begin Supplied data
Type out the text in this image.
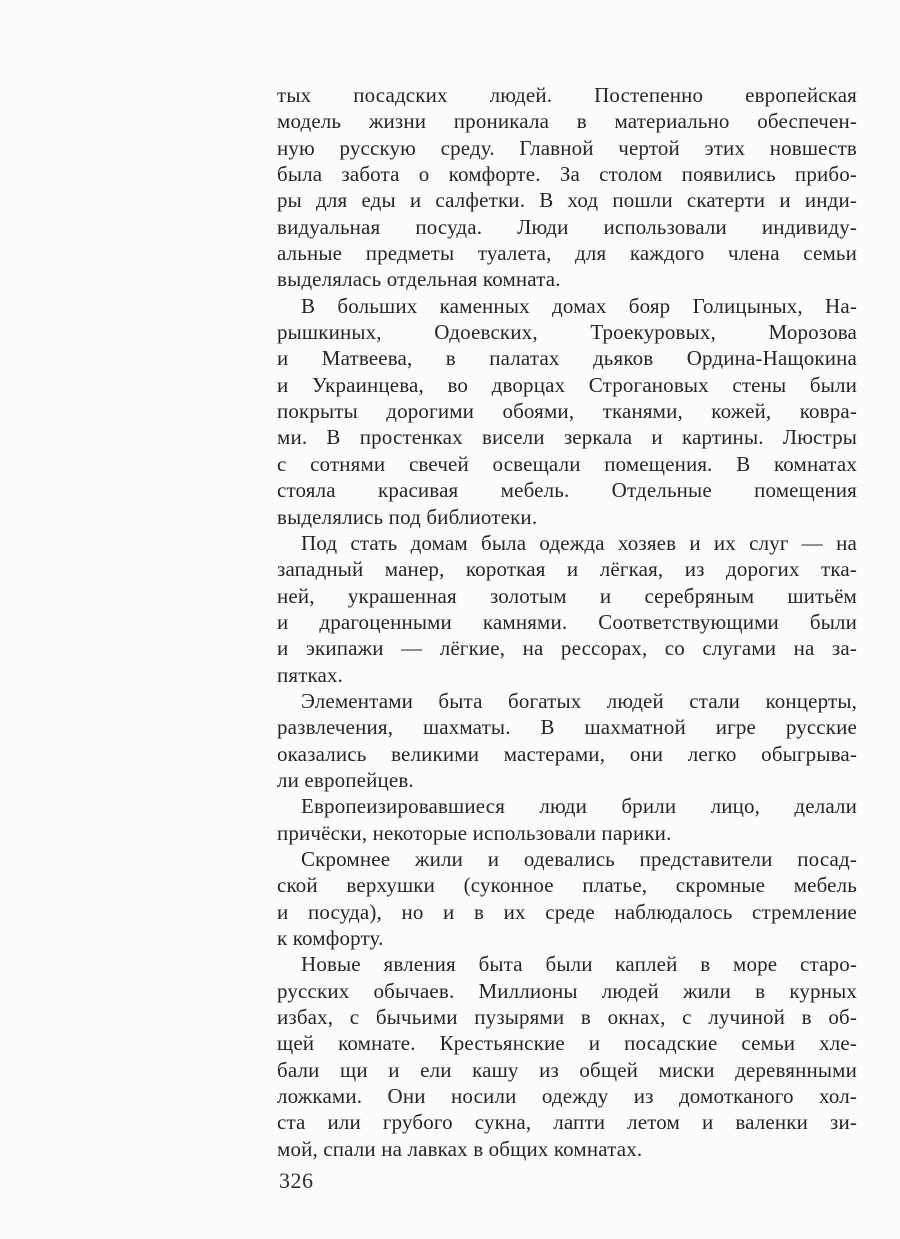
тых посадских людей. Постепенно европейская
модель жизни проникала в материально обеспечен-
ную русскую среду. Главной чертой этих новшеств
была забота о комфорте. За столом появились прибо-
ры для еды и салфетки. В ход пошли скатерти и инди-
видуальная посуда. Люди использовали индивиду-
альные предметы туалета, для каждого члена семьи
выделялась отдельная комната.
В больших каменных домах бояр Голицыных, На-
рышкиных, Одоевских, Троекуровых, Морозова
и Матвеева, в палатах дьяков Ордина-Нащокина
и Украинцева, во дворцах Строгановых стены были
покрыты дорогими обоями, тканями, кожей, ковра-
ми. В простенках висели зеркала и картины. Люстры
с сотнями свечей освещали помещения. В комнатах
стояла красивая мебель. Отдельные помещения
выделялись под библиотеки.
Под стать домам была одежда хозяев и их слуг — на
западный манер, короткая и лёгкая, из дорогих тка-
ней, украшенная золотым и серебряным шитьём
и драгоценными камнями. Соответствующими были
и экипажи — лёгкие, на рессорах, со слугами на за-
пятках.
Элементами быта богатых людей стали концерты,
развлечения, шахматы. В шахматной игре русские
оказались великими мастерами, они легко обыгрыва-
ли европейцев.
Европеизировавшиеся люди брили лицо, делали
причёски, некоторые использовали парики.
Скромнее жили и одевались представители посад-
ской верхушки (суконное платье, скромные мебель
и посуда), но и в их среде наблюдалось стремление
к комфорту.
Новые явления быта были каплей в море старо-
русских обычаев. Миллионы людей жили в курных
избах, с бычьими пузырями в окнах, с лучиной в об-
щей комнате. Крестьянские и посадские семьи хле-
бали щи и ели кашу из общей миски деревянными
ложками. Они носили одежду из домотканого хол-
ста или грубого сукна, лапти летом и валенки зи-
мой, спали на лавках в общих комнатах.
326
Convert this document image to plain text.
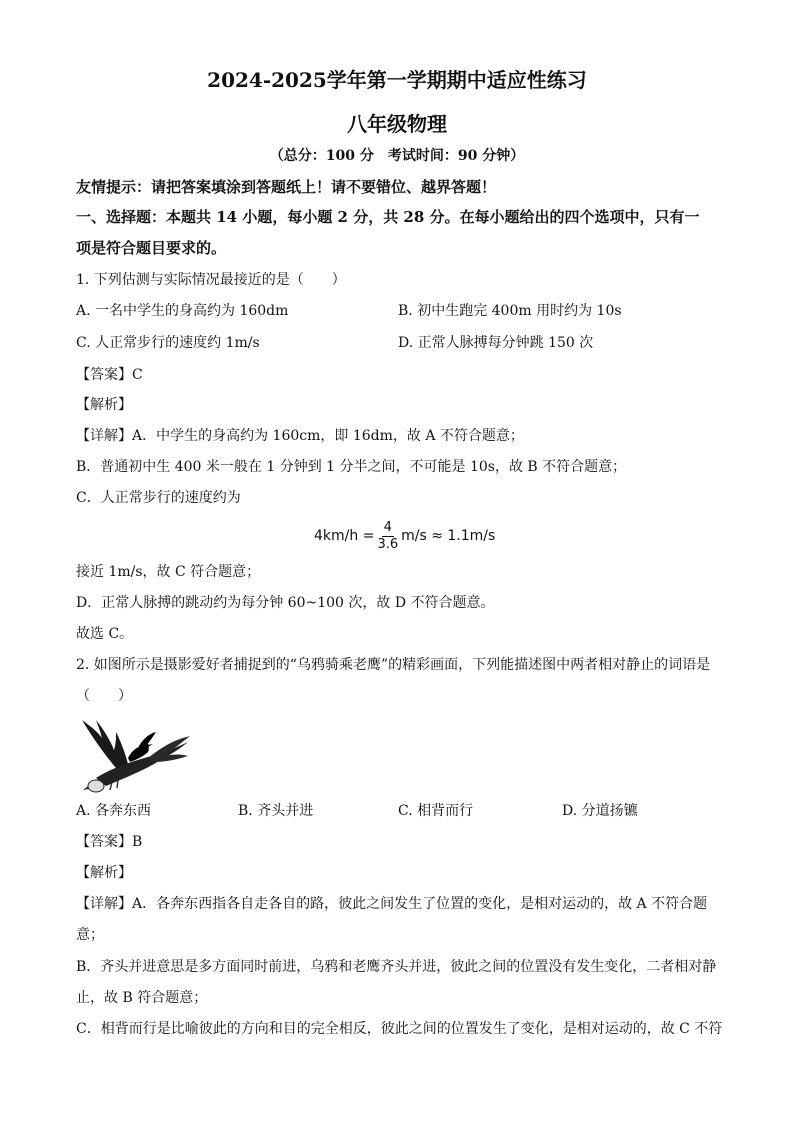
2024-2025学年第一学期期中适应性练习
八年级物理
（总分：100 分　考试时间：90 分钟）
友情提示：请把答案填涂到答题纸上！请不要错位、越界答题！
一、选择题：本题共 14 小题，每小题 2 分，共 28 分。在每小题给出的四个选项中，只有一
项是符合题目要求的。
1. 下列估测与实际情况最接近的是（　　）
A. 一名中学生的身高约为 160dm	B. 初中生跑完 400m 用时约为 10s
C. 人正常步行的速度约 1m/s	D. 正常人脉搏每分钟跳 150 次
【答案】C
【解析】
【详解】A．中学生的身高约为 160cm，即 16dm，故 A 不符合题意；
B．普通初中生 400 米一般在 1 分钟到 1 分半之间，不可能是 10s，故 B 不符合题意；
C．人正常步行的速度约为
$4km/h = \frac{4}{3.6} m/s \approx 1.1m/s$
接近 1m/s，故 C 符合题意；
D．正常人脉搏的跳动约为每分钟 60~100 次，故 D 不符合题意。
故选 C。
2. 如图所示是摄影爱好者捕捉到的“乌鸦骑乘老鹰”的精彩画面，下列能描述图中两者相对静止的词语是
（　　）
A. 各奔东西	B. 齐头并进	C. 相背而行	D. 分道扬镳
【答案】B
【解析】
【详解】A．各奔东西指各自走各自的路，彼此之间发生了位置的变化，是相对运动的，故 A 不符合题
意；
B．齐头并进意思是多方面同时前进，乌鸦和老鹰齐头并进，彼此之间的位置没有发生变化，二者相对静
止，故 B 符合题意；
C．相背而行是比喻彼此的方向和目的完全相反，彼此之间的位置发生了变化，是相对运动的，故 C 不符
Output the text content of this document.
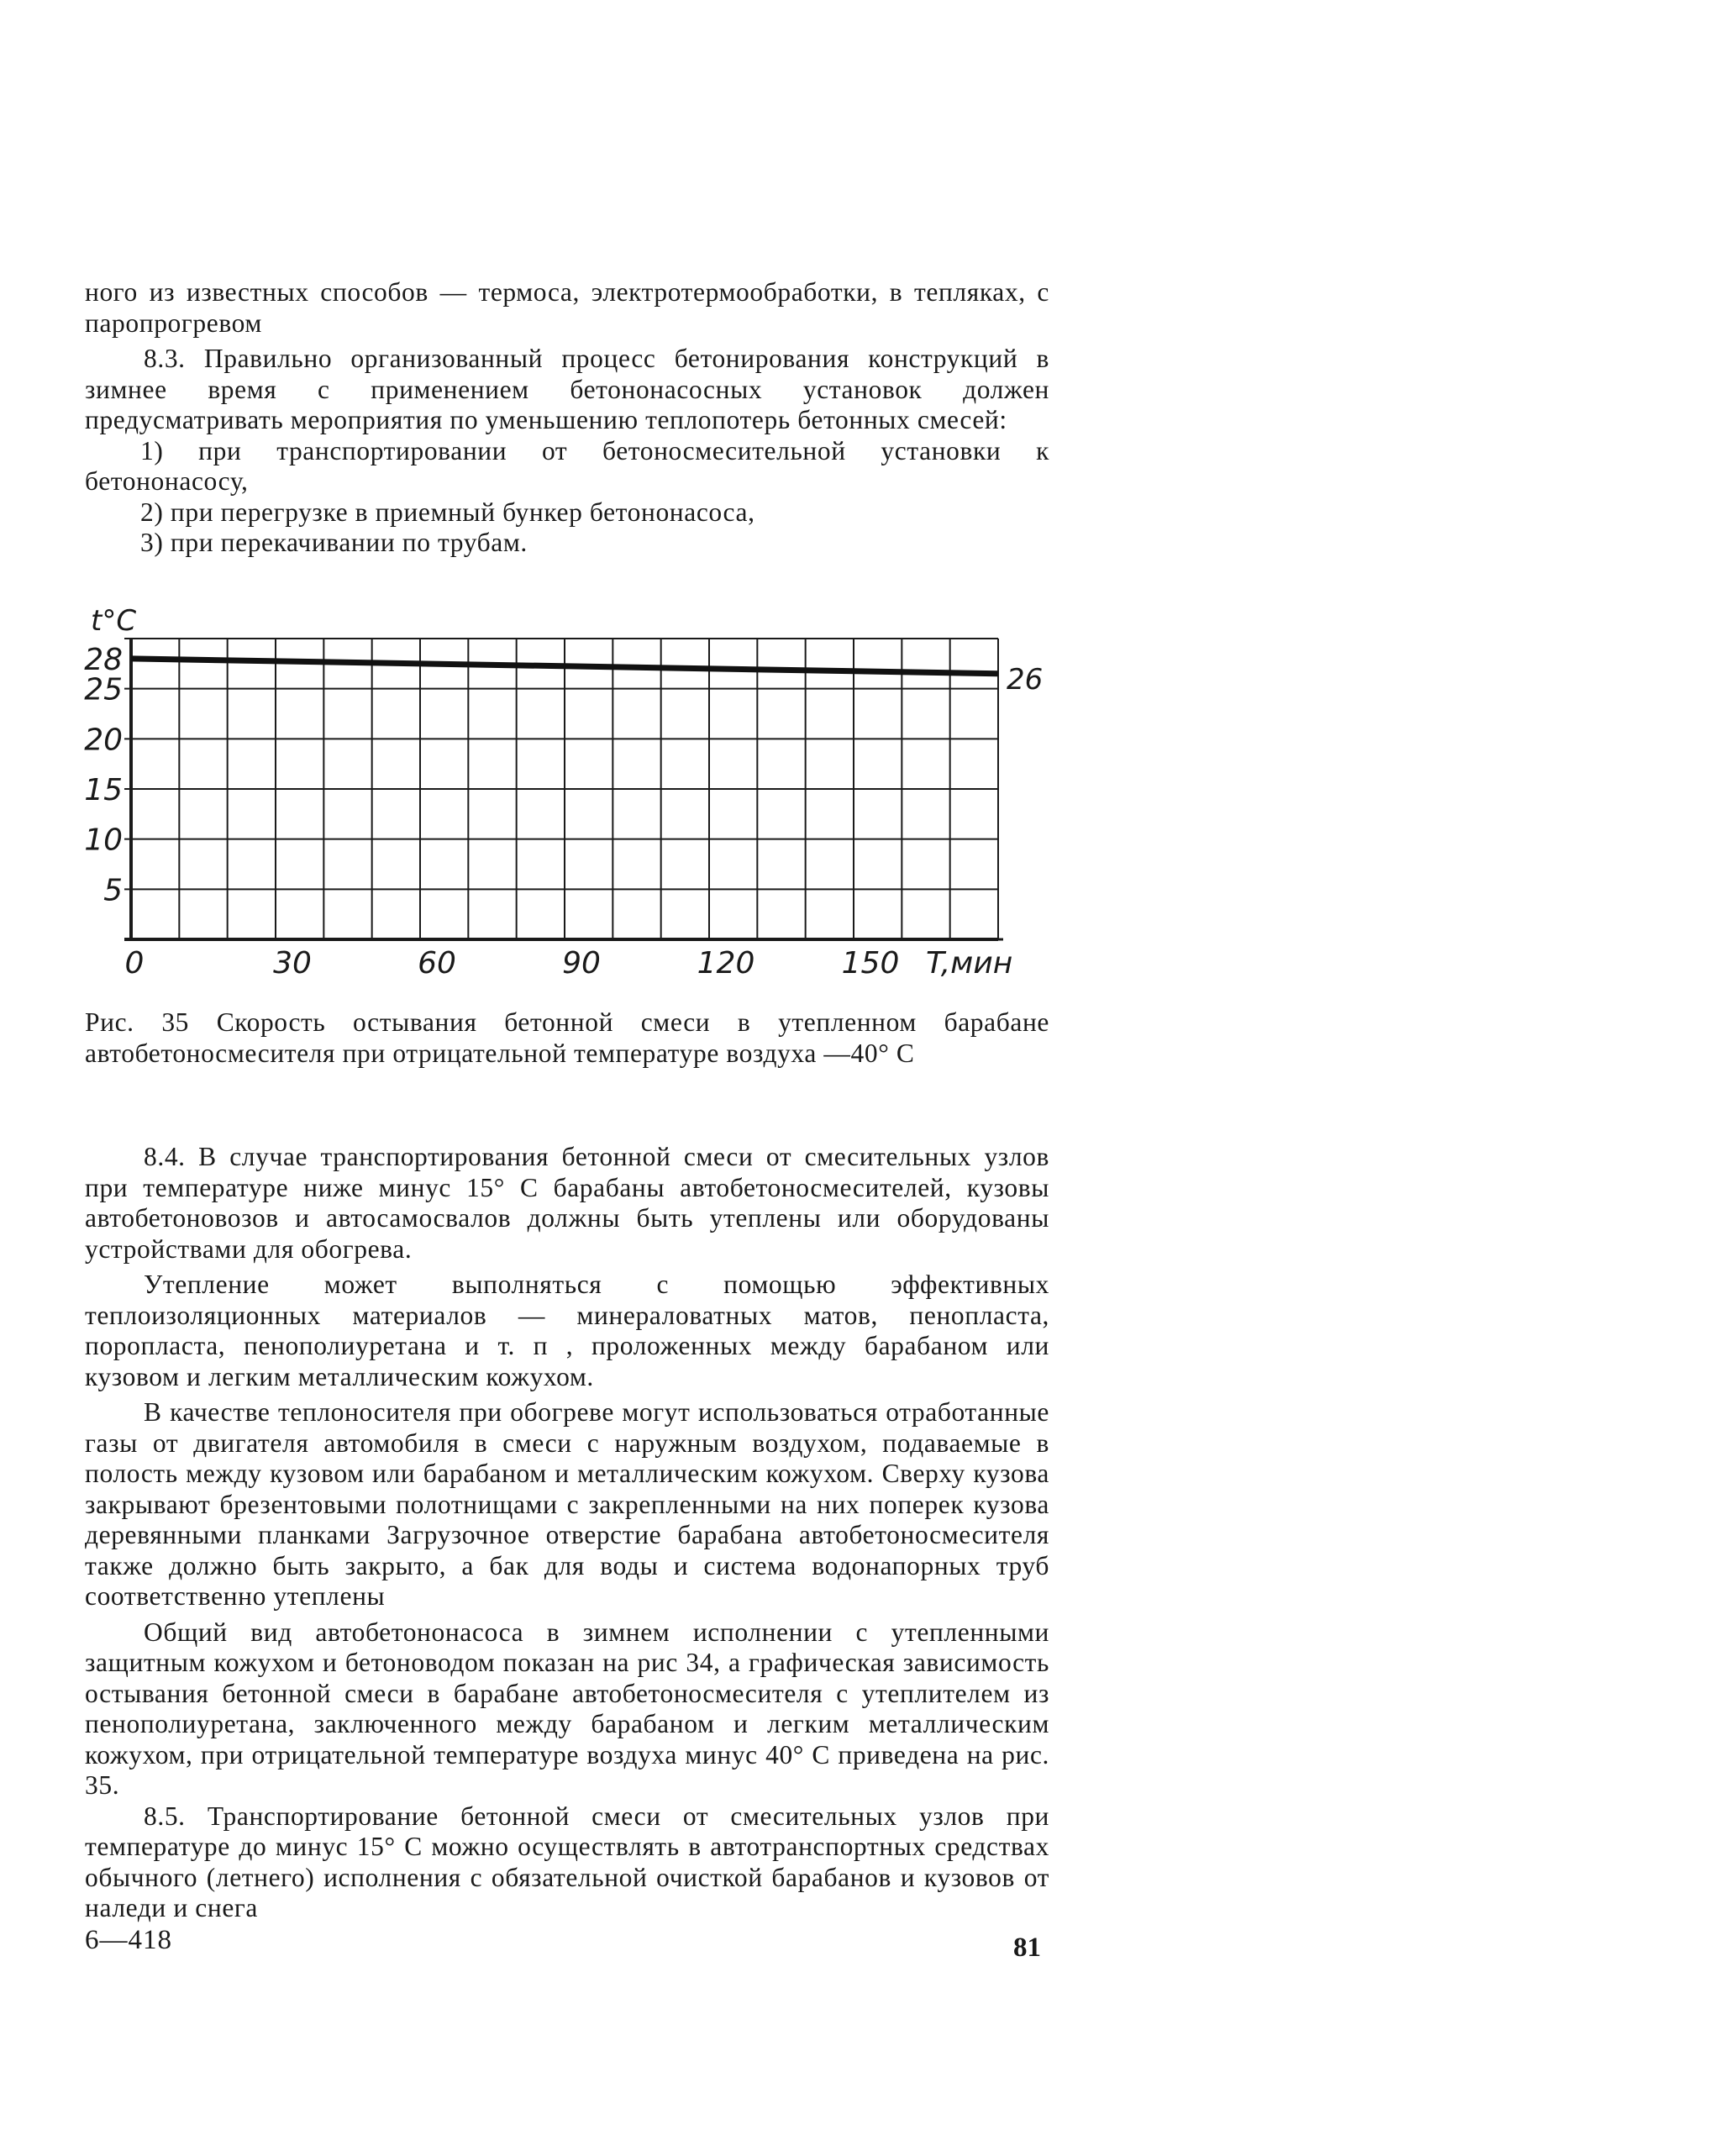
ного из известных способов — термоса, электротермообработки, в тепляках, с паропрогревом

8.3. Правильно организованный процесс бетонирования конструкций в зимнее время с применением бетононасосных установок должен предусматривать мероприятия по уменьшению теплопотерь бетонных смесей:

1) при транспортировании от бетоносмесительной установки к бетононасосу,

2) при перегрузке в приемный бункер бетононасоса,

3) при перекачивании по трубам.

t°C
28
25
20
15
10
5
0	30	60	90	120	150 T,мин
26

Рис. 35 Скорость остывания бетонной смеси в утепленном барабане автобетоносмесителя при отрицательной температуре воздуха —40° С

8.4. В случае транспортирования бетонной смеси от смесительных узлов при температуре ниже минус 15° С барабаны автобетоносмесителей, кузовы автобетоновозов и автосамосвалов должны быть утеплены или оборудованы устройствами для обогрева.

Утепление может выполняться с помощью эффективных теплоизоляционных материалов — минераловатных матов, пенопласта, поропласта, пенополиуретана и т. п , проложенных между барабаном или кузовом и легким металлическим кожухом.

В качестве теплоносителя при обогреве могут использоваться отработанные газы от двигателя автомобиля в смеси с наружным воздухом, подаваемые в полость между кузовом или барабаном и металлическим кожухом. Сверху кузова закрывают брезентовыми полотнищами с закрепленными на них поперек кузова деревянными планками Загрузочное отверстие барабана автобетоносмесителя также должно быть закрыто, а бак для воды и система водонапорных труб соответственно утеплены

Общий вид автобетононасоса в зимнем исполнении с утепленными защитным кожухом и бетоноводом показан на рис 34, а графическая зависимость остывания бетонной смеси в барабане автобетоносмесителя с утеплителем из пенополиуретана, заключенного между барабаном и легким металлическим кожухом, при отрицательной температуре воздуха минус 40° С приведена на рис. 35.

8.5. Транспортирование бетонной смеси от смесительных узлов при температуре до минус 15° С можно осуществлять в автотранспортных средствах обычного (летнего) исполнения с обязательной очисткой барабанов и кузовов от наледи и снега

6—418	81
end Supplied data
:: Required work ::
Reproduce every line from the entries that holds the word "text".

:: Full answer ::
Type out the text in this image.
Convert this document image to plain text.
Output the text content of this document.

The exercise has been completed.